--- Start ---

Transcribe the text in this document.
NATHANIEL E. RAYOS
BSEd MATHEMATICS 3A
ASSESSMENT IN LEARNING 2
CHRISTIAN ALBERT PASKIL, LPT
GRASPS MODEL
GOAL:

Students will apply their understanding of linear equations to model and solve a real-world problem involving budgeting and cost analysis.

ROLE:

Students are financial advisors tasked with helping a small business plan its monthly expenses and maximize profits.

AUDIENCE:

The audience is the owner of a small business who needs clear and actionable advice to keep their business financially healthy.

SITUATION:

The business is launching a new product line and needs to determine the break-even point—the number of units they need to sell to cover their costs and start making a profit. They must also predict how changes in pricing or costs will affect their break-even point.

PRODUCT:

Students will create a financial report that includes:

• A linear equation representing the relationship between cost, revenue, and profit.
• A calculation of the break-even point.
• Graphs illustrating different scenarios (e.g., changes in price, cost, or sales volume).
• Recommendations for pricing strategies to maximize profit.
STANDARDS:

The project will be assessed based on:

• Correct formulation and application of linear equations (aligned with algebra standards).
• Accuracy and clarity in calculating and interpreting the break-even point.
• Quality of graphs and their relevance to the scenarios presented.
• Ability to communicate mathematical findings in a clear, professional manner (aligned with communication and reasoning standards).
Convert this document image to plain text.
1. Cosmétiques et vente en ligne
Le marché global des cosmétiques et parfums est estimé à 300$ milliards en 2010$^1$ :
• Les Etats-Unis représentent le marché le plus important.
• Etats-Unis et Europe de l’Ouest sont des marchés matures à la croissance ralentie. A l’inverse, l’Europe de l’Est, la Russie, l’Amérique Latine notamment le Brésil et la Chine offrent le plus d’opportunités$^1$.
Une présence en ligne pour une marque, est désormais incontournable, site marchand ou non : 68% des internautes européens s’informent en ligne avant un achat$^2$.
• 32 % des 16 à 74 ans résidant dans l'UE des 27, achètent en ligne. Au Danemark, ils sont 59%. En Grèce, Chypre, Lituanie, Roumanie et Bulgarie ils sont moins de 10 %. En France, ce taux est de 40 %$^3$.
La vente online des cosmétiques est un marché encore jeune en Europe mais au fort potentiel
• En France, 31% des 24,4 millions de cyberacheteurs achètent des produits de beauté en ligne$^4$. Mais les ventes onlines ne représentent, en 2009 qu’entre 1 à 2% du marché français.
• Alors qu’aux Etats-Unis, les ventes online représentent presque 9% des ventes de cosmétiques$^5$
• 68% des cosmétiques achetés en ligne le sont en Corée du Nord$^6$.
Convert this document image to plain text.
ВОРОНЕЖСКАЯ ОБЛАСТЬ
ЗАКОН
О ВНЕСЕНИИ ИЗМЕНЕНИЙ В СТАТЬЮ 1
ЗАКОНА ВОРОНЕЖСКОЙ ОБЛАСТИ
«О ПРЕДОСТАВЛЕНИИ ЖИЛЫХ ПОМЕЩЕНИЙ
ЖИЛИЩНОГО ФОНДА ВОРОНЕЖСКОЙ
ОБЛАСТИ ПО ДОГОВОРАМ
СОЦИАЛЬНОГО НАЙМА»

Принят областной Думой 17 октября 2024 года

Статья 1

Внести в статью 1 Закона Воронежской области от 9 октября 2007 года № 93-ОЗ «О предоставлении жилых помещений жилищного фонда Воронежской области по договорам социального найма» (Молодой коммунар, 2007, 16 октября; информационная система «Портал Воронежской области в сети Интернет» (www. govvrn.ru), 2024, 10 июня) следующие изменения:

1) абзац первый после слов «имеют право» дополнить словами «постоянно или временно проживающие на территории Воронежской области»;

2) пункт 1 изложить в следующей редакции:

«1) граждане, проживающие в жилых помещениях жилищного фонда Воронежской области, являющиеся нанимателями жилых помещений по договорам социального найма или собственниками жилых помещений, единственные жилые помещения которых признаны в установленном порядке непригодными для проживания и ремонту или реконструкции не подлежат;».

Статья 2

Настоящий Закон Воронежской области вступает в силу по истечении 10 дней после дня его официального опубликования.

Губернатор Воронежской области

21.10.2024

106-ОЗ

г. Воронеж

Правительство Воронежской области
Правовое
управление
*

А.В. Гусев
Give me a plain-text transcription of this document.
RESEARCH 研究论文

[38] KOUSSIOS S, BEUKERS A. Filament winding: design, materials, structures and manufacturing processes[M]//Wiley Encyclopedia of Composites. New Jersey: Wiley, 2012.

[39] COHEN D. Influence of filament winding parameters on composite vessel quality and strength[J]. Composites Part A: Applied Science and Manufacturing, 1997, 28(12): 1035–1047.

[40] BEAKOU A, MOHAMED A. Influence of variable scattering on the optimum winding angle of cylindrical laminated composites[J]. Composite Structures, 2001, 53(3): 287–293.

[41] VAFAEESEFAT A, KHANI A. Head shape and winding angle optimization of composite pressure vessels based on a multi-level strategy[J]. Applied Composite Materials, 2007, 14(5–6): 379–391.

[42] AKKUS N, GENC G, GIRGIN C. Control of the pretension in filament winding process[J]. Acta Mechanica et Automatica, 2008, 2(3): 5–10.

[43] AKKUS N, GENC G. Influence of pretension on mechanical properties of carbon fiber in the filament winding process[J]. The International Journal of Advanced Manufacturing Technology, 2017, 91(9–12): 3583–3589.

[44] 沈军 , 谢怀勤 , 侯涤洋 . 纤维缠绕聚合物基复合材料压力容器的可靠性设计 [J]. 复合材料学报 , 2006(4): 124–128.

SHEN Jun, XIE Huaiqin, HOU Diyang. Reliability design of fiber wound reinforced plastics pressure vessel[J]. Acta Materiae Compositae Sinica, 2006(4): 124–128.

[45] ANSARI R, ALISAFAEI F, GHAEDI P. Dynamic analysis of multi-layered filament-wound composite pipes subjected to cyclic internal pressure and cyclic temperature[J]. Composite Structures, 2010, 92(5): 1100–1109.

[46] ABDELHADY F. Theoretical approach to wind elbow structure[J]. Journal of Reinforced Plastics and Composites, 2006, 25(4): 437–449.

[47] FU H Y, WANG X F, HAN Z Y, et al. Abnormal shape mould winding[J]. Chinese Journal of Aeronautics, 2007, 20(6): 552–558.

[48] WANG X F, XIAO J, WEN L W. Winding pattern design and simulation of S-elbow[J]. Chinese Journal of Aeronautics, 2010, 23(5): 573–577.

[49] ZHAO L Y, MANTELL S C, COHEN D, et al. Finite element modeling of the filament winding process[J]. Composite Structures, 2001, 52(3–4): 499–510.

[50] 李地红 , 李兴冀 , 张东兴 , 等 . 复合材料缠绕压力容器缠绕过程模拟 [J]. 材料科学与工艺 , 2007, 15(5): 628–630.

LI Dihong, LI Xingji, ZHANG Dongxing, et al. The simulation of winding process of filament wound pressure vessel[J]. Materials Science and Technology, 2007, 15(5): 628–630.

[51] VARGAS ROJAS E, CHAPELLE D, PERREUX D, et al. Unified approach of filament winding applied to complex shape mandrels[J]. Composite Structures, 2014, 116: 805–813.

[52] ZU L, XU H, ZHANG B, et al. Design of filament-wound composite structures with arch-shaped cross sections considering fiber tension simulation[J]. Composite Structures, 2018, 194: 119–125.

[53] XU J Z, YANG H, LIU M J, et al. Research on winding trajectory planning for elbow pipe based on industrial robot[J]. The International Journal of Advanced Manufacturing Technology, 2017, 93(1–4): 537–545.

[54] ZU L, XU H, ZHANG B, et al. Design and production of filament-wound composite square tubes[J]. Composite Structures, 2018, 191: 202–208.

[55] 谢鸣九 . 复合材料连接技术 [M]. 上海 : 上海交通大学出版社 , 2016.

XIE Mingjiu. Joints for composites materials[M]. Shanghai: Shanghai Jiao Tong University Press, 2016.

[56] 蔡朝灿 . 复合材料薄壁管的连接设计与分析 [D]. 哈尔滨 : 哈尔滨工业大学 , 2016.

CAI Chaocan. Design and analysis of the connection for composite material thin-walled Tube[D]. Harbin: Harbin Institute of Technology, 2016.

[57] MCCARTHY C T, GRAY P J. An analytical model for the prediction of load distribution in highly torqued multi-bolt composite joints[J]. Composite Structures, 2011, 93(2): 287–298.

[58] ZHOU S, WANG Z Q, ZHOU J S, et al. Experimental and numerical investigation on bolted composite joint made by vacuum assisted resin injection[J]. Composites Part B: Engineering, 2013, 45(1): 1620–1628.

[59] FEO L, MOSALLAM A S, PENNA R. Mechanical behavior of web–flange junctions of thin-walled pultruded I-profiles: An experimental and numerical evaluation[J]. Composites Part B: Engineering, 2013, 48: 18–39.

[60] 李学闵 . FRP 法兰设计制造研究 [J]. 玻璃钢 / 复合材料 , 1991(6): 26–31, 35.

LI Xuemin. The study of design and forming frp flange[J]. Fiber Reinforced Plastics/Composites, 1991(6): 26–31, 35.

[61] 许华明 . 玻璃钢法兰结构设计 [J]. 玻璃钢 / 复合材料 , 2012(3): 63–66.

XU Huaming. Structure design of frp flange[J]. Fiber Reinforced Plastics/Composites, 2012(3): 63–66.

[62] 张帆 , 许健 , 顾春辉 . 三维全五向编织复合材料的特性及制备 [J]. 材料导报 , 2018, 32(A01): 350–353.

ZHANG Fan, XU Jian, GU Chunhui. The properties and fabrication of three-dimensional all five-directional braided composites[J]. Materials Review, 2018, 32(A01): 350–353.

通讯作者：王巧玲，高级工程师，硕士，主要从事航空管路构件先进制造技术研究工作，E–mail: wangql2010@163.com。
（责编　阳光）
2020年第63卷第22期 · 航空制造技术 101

--- End ---

◆ Task goal ◆
Give the count of lines holding the word "linear" and nothing more.

◆ The completed task ◆
3